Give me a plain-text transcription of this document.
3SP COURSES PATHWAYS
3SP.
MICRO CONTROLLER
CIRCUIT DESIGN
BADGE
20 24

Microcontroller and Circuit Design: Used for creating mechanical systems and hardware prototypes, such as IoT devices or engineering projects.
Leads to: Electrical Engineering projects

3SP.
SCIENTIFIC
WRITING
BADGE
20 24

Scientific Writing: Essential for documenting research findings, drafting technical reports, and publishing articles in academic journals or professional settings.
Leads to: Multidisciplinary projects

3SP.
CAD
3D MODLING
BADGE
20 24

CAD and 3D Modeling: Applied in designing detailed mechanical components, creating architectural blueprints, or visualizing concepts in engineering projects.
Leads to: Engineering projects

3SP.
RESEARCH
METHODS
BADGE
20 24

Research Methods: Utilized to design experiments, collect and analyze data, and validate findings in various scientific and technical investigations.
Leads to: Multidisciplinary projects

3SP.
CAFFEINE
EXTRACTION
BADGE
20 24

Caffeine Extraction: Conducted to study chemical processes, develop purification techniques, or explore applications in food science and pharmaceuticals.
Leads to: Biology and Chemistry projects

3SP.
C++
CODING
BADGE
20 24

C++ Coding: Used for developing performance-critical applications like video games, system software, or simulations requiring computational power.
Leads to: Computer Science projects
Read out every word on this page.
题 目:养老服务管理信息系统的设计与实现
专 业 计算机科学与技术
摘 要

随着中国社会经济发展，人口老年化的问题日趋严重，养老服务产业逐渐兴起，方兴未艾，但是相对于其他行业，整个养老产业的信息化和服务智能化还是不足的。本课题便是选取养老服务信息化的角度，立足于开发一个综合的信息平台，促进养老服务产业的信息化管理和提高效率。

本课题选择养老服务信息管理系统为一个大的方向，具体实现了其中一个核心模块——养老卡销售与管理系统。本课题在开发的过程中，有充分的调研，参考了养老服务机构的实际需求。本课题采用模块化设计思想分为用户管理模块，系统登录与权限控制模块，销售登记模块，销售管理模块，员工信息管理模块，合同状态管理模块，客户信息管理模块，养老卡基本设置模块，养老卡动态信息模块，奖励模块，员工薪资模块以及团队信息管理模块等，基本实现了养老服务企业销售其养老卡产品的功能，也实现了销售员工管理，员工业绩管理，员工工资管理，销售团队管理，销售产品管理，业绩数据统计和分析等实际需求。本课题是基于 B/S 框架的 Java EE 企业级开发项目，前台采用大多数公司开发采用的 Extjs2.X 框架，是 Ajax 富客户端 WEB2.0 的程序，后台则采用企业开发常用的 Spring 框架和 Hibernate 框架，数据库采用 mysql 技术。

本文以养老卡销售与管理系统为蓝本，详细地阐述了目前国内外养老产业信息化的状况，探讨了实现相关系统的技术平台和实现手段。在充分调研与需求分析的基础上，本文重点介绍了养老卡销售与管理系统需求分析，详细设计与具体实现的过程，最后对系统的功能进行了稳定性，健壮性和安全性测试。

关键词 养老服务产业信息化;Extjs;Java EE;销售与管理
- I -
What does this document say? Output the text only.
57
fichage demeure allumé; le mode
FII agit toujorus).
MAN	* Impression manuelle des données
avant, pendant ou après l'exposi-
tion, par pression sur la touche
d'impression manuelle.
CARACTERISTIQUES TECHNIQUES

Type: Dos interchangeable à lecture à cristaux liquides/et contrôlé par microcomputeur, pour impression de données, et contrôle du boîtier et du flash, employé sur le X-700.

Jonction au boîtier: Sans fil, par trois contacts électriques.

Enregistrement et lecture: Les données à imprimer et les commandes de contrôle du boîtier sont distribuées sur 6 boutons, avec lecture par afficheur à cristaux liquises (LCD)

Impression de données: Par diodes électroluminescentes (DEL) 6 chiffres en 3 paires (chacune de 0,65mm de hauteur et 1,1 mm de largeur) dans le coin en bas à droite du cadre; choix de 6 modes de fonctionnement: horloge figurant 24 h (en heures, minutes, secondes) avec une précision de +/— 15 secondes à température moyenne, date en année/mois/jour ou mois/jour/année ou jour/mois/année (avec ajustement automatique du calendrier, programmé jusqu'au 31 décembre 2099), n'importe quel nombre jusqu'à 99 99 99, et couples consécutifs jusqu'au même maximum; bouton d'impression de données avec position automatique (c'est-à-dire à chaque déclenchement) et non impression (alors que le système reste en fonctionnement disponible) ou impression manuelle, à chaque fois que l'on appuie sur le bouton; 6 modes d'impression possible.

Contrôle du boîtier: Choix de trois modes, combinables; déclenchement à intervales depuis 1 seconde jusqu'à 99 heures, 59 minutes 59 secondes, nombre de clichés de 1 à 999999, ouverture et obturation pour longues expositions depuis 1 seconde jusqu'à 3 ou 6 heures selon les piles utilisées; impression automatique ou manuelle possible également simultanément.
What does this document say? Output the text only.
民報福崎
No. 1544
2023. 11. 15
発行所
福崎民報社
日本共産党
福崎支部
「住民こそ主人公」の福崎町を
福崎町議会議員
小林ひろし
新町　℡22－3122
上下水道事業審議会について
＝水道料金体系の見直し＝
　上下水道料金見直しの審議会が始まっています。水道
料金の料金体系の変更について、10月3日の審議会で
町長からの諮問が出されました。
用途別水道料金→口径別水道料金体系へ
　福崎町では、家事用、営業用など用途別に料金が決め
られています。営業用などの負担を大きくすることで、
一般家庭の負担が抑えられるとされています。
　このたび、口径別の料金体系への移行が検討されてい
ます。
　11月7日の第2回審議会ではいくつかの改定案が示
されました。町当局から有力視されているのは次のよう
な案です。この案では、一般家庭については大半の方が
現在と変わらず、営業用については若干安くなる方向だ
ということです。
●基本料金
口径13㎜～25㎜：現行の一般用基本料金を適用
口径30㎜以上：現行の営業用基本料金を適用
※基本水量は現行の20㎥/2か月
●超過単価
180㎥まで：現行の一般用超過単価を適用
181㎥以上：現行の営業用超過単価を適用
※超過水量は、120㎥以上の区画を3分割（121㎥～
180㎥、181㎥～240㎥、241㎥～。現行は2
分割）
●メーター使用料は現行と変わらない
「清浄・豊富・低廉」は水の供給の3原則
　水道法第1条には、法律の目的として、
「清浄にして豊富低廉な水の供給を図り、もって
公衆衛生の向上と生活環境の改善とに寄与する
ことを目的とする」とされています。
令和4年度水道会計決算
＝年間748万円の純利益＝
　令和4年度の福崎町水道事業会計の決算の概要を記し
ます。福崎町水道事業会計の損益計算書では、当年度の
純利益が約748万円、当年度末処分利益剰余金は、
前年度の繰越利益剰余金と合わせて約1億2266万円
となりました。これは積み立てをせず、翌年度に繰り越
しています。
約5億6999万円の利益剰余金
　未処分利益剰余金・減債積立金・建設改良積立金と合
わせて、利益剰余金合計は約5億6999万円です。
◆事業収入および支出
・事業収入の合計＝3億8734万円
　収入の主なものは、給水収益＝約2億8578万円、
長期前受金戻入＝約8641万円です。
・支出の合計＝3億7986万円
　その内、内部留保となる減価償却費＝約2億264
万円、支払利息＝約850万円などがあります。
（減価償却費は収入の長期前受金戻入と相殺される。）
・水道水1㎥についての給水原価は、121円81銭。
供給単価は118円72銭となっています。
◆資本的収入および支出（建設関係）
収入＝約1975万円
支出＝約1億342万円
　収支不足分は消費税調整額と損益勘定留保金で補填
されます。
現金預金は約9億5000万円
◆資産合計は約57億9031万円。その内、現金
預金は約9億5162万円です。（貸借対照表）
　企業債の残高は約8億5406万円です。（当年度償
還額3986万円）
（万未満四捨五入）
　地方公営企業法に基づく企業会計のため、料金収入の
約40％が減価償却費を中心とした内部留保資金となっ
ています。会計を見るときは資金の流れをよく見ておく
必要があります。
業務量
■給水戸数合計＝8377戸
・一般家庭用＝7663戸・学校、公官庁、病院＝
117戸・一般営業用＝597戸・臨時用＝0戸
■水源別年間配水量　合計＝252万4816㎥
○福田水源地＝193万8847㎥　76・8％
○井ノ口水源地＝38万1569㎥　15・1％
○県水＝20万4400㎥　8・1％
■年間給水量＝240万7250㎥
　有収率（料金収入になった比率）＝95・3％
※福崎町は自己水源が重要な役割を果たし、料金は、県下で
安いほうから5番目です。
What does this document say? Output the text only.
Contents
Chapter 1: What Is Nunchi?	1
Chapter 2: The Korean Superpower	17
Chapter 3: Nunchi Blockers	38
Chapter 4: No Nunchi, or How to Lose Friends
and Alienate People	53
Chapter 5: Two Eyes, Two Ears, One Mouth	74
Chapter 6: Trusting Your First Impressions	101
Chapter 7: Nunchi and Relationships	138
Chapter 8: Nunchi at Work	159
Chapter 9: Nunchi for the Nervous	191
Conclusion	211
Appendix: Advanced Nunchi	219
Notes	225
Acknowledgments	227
········
In the records above, find each line holding "findings" and copy it.

Scientific Writing: Essential for documenting research findings, drafting technical reports, and publishing articles in academic journals or professional settings.
Research Methods: Utilized to design experiments, collect and analyze data, and validate findings in various scientific and technical investigations.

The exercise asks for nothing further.